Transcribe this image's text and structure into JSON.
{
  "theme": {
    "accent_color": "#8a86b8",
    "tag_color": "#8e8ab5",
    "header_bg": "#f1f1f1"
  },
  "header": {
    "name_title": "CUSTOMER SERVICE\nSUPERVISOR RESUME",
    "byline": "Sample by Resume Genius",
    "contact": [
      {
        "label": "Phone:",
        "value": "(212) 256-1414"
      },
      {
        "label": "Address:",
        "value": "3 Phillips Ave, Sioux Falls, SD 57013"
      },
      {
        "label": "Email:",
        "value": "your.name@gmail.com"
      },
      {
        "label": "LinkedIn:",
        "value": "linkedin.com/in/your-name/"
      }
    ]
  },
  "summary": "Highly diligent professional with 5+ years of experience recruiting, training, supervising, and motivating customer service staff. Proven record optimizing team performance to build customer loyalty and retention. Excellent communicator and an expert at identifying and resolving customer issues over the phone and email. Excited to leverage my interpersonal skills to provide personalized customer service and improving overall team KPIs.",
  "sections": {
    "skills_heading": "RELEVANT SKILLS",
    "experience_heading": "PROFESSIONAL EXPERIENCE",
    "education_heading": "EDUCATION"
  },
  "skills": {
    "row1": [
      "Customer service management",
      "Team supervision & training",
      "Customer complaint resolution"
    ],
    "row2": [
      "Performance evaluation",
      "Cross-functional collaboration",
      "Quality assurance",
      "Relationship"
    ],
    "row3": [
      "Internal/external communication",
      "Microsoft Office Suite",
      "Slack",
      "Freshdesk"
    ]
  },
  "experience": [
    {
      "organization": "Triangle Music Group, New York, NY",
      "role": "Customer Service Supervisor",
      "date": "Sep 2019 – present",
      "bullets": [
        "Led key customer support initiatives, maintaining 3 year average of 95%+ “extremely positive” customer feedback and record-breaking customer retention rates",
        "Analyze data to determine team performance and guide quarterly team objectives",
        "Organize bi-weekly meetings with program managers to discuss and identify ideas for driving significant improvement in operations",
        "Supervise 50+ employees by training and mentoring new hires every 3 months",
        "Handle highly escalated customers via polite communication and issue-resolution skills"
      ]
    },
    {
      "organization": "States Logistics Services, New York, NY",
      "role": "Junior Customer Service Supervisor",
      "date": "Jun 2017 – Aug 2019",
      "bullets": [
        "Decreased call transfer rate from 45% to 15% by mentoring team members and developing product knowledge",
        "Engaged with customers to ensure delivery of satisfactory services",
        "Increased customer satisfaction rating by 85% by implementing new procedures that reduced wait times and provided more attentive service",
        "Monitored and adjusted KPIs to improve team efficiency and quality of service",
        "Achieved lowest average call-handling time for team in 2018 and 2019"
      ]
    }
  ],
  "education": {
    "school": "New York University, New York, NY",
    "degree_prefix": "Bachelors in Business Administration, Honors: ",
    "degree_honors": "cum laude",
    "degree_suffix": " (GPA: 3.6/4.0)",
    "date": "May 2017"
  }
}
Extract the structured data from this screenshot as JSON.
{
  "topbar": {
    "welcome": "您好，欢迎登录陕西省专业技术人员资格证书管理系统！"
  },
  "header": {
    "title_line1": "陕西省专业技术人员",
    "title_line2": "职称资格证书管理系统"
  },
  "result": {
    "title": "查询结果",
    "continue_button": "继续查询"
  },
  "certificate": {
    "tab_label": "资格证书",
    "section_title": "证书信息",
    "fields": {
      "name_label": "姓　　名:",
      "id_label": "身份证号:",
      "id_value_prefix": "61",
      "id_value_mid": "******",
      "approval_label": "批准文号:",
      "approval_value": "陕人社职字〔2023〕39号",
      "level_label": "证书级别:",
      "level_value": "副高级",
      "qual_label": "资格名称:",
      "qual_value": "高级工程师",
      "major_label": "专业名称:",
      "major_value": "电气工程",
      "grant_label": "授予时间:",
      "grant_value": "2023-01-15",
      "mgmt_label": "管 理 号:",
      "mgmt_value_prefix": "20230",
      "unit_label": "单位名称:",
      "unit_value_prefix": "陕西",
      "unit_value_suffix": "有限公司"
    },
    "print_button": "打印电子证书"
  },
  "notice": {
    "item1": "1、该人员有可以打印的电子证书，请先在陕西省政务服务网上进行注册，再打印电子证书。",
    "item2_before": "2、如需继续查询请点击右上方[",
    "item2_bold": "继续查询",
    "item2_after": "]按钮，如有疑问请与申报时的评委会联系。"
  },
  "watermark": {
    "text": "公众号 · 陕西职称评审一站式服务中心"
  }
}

§ §

* **To do**:
Repeat the records above in full, character for character.

* **Solution**:
Transcribe this image's text and structure into JSON.
{
  "theme": {
    "accent_color": "#8a86b8",
    "tag_color": "#8e8ab5",
    "header_bg": "#f1f1f1"
  },
  "header": {
    "name_title": "CUSTOMER SERVICE\nSUPERVISOR RESUME",
    "byline": "Sample by Resume Genius",
    "contact": [
      {
        "label": "Phone:",
        "value": "(212) 256-1414"
      },
      {
        "label": "Address:",
        "value": "3 Phillips Ave, Sioux Falls, SD 57013"
      },
      {
        "label": "Email:",
        "value": "your.name@gmail.com"
      },
      {
        "label": "LinkedIn:",
        "value": "linkedin.com/in/your-name/"
      }
    ]
  },
  "summary": "Highly diligent professional with 5+ years of experience recruiting, training, supervising, and motivating customer service staff. Proven record optimizing team performance to build customer loyalty and retention. Excellent communicator and an expert at identifying and resolving customer issues over the phone and email. Excited to leverage my interpersonal skills to provide personalized customer service and improving overall team KPIs.",
  "sections": {
    "skills_heading": "RELEVANT SKILLS",
    "experience_heading": "PROFESSIONAL EXPERIENCE",
    "education_heading": "EDUCATION"
  },
  "skills": {
    "row1": [
      "Customer service management",
      "Team supervision & training",
      "Customer complaint resolution"
    ],
    "row2": [
      "Performance evaluation",
      "Cross-functional collaboration",
      "Quality assurance",
      "Relationship"
    ],
    "row3": [
      "Internal/external communication",
      "Microsoft Office Suite",
      "Slack",
      "Freshdesk"
    ]
  },
  "experience": [
    {
      "organization": "Triangle Music Group, New York, NY",
      "role": "Customer Service Supervisor",
      "date": "Sep 2019 – present",
      "bullets": [
        "Led key customer support initiatives, maintaining 3 year average of 95%+ “extremely positive” customer feedback and record-breaking customer retention rates",
        "Analyze data to determine team performance and guide quarterly team objectives",
        "Organize bi-weekly meetings with program managers to discuss and identify ideas for driving significant improvement in operations",
        "Supervise 50+ employees by training and mentoring new hires every 3 months",
        "Handle highly escalated customers via polite communication and issue-resolution skills"
      ]
    },
    {
      "organization": "States Logistics Services, New York, NY",
      "role": "Junior Customer Service Supervisor",
      "date": "Jun 2017 – Aug 2019",
      "bullets": [
        "Decreased call transfer rate from 45% to 15% by mentoring team members and developing product knowledge",
        "Engaged with customers to ensure delivery of satisfactory services",
        "Increased customer satisfaction rating by 85% by implementing new procedures that reduced wait times and provided more attentive service",
        "Monitored and adjusted KPIs to improve team efficiency and quality of service",
        "Achieved lowest average call-handling time for team in 2018 and 2019"
      ]
    }
  ],
  "education": {
    "school": "New York University, New York, NY",
    "degree_prefix": "Bachelors in Business Administration, Honors: ",
    "degree_honors": "cum laude",
    "degree_suffix": " (GPA: 3.6/4.0)",
    "date": "May 2017"
  }
}
Extract the structured data from this screenshot as JSON.
{
  "topbar": {
    "welcome": "您好，欢迎登录陕西省专业技术人员资格证书管理系统！"
  },
  "header": {
    "title_line1": "陕西省专业技术人员",
    "title_line2": "职称资格证书管理系统"
  },
  "result": {
    "title": "查询结果",
    "continue_button": "继续查询"
  },
  "certificate": {
    "tab_label": "资格证书",
    "section_title": "证书信息",
    "fields": {
      "name_label": "姓　　名:",
      "id_label": "身份证号:",
      "id_value_prefix": "61",
      "id_value_mid": "******",
      "approval_label": "批准文号:",
      "approval_value": "陕人社职字〔2023〕39号",
      "level_label": "证书级别:",
      "level_value": "副高级",
      "qual_label": "资格名称:",
      "qual_value": "高级工程师",
      "major_label": "专业名称:",
      "major_value": "电气工程",
      "grant_label": "授予时间:",
      "grant_value": "2023-01-15",
      "mgmt_label": "管 理 号:",
      "mgmt_value_prefix": "20230",
      "unit_label": "单位名称:",
      "unit_value_prefix": "陕西",
      "unit_value_suffix": "有限公司"
    },
    "print_button": "打印电子证书"
  },
  "notice": {
    "item1": "1、该人员有可以打印的电子证书，请先在陕西省政务服务网上进行注册，再打印电子证书。",
    "item2_before": "2、如需继续查询请点击右上方[",
    "item2_bold": "继续查询",
    "item2_after": "]按钮，如有疑问请与申报时的评委会联系。"
  },
  "watermark": {
    "text": "公众号 · 陕西职称评审一站式服务中心"
  }
}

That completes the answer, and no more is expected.